• _GIVEN PASSAGE_
++++++++

The 1932 United States Senate elections in Colorado took place on November 8, 1932. Incumbent Republican Senator Charles W. Waterman announced that he would not seek re-election to a second term. Attorney Karl C. Schuyler won the Republican nomination to succeed Waterman and faced former Senator Alva B. Adams, the Democratic nominee, in the general election.

However, shortly before the primary elections took place, Waterman died in office. Governor Billy Adams appointed Walter Walker, the Chairman of the Colorado Democratic Party, to fill the vacancy. A special election was called for the November 8, 1932, general election to fill the remaining months of Waterman's term. The state Republican Party named Schuyler as its nominee, but Adams declined to be a candidate in the special election, and Walker was named as the nominee.

The ensuing elections produced a split result. Schuyler narrowly won the special election over Walker by about 1,000 votes, and ended up serving for several months in the Senate. However, Adams handily defeated Schuyler for the full term.

==Democratic primary==
===Regular election===
====Candidates====
- Alva B. Adams, former U.S. Senator
- John T. Barnett, former Attorney General of Colorado

===Results===

Democratic primary results
| Party |  | Candidate | Votes | % |
|---|---|---|---|---|
|  | Democratic | Alva B. Adams | 65,701 | 52.71 |
|  | Democratic | John T. Barnett | 58,938 | 47.29 |
| Total votes |  |  | 124,639 | 100.00 |

===Special election===
Adams declined to be a candidate in the special election, and the state Democratic Party named Senator Walter Walker as its nominee.

++++++++

• _SOURCE DATA_
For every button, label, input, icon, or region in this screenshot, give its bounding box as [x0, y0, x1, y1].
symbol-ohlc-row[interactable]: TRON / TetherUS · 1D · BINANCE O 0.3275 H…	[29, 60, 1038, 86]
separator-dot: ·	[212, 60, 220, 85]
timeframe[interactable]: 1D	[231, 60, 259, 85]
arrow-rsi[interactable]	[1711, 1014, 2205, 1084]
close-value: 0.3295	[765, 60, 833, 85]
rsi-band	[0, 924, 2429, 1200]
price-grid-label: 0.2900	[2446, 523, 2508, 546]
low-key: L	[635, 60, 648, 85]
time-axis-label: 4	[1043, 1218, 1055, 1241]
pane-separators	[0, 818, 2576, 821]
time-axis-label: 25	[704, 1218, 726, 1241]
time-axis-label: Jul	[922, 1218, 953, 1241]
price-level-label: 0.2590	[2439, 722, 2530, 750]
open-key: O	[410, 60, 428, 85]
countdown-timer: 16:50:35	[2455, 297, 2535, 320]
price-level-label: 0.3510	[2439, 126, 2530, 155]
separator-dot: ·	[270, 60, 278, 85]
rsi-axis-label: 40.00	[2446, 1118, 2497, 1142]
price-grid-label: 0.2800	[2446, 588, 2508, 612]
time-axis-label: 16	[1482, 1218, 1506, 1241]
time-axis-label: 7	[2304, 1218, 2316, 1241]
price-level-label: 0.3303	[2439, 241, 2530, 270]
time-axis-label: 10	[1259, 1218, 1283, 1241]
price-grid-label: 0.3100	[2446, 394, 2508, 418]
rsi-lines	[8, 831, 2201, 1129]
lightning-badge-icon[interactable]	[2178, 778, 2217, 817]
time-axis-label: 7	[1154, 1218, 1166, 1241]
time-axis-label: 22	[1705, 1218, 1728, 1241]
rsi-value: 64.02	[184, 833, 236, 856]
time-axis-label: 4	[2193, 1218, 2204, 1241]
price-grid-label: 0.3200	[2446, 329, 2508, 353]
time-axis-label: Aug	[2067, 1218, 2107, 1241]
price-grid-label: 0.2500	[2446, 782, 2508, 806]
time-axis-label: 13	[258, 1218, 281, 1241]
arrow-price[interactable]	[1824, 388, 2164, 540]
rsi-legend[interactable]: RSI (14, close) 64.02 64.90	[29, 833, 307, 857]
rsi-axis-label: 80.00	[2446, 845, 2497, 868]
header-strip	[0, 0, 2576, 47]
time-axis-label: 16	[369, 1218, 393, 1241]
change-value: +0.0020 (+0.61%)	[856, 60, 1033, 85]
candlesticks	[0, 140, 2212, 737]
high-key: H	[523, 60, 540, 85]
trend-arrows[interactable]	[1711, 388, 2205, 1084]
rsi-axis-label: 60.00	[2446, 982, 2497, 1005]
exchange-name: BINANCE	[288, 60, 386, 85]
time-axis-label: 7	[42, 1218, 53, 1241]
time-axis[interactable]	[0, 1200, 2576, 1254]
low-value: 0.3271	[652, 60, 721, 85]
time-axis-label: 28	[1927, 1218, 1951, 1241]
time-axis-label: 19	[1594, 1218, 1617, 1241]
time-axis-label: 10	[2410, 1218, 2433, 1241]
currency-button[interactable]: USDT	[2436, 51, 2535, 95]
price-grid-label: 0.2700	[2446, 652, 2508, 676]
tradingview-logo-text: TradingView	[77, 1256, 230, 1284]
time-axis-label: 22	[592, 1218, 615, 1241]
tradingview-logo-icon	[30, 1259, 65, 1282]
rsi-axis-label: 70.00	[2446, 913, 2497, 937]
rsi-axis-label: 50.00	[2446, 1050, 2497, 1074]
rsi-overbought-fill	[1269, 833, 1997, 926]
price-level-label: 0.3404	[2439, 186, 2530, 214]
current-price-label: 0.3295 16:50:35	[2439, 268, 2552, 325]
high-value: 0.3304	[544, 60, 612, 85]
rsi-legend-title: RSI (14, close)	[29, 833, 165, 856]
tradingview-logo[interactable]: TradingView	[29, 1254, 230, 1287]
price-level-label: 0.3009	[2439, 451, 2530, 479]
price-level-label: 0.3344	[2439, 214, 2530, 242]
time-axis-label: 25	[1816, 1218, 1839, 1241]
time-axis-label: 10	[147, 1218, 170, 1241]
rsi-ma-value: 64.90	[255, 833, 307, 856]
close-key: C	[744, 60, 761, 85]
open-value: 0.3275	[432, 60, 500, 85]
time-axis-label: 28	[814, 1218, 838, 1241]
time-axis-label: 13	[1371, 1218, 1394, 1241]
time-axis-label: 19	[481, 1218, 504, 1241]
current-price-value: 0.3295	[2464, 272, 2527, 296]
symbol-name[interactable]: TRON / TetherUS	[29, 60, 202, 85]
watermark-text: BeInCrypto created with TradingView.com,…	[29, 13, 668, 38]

++++++++

• _TASK LIST_
(a) In the Colorado Senate elections passage, whom did Governor Billy Adams appoint to fill the vacancy after Waterman's death?
(b) Render this sentence from the Colorado Senate elections passage in Spanish: "Schuyler narrowly won the special election over Walker by about 1,000 votes, and ended up serving for several months in the Senate."
(c) Carry the Colorado Senate elections passage forward from its final sentence.

• _SOLVED PROBLEMS_
(a) Walter Walker, the Chairman of the Colorado Democratic Party.

(b) Schuyler ganó por estrecho margen la elección especial frente a Walker por unos 1.000 votos y terminó ocupando el escaño en el Senado durante varios meses.

(c)
==Republican primary==
===Regular election===
====Candidates====
- Karl C. Schuyler, attorney
- Nate C. Warren, State Senator from Larimer County

===== Dropped out =====
- John Foster Symes, Judge of the United States District Court for the District of Colorado

====Campaign====
Senator Waterman's announcement that he would not seek re-election triggered an open Republican contest for the nomination to replace him. Nate C. Warren emerged as a leading Republican candidate, and federal judge John Foster Symes, upon the urging of the state Republican establishment, also entered the race with the party's support. However, at the Republican convention, Denver-area Republicans encouraged Symes to drop out of the race in favor of attorney and party leader Karl C. Schuyler in an effort to defeat Warren. Both Schuyler and Warren won places on the September primary ballot, and Schuyler narrowly defeated Warren.

====Results====

Republican primary
| Party |  | Candidate | Votes | % |
|---|---|---|---|---|
|  | Republican | Karl C. Schuyler | 66,179 | 58.43% |
|  | Republican | Nate C. Warren | 47,080 | 41.57% |
| Total votes |  |  | 113,259 | 100.00% |

===Special election===
The state Republican Party held off on naming its nominee for the special election until the primary for the regular election was settled. At that point, Schuyler was named as the nominee for the special election.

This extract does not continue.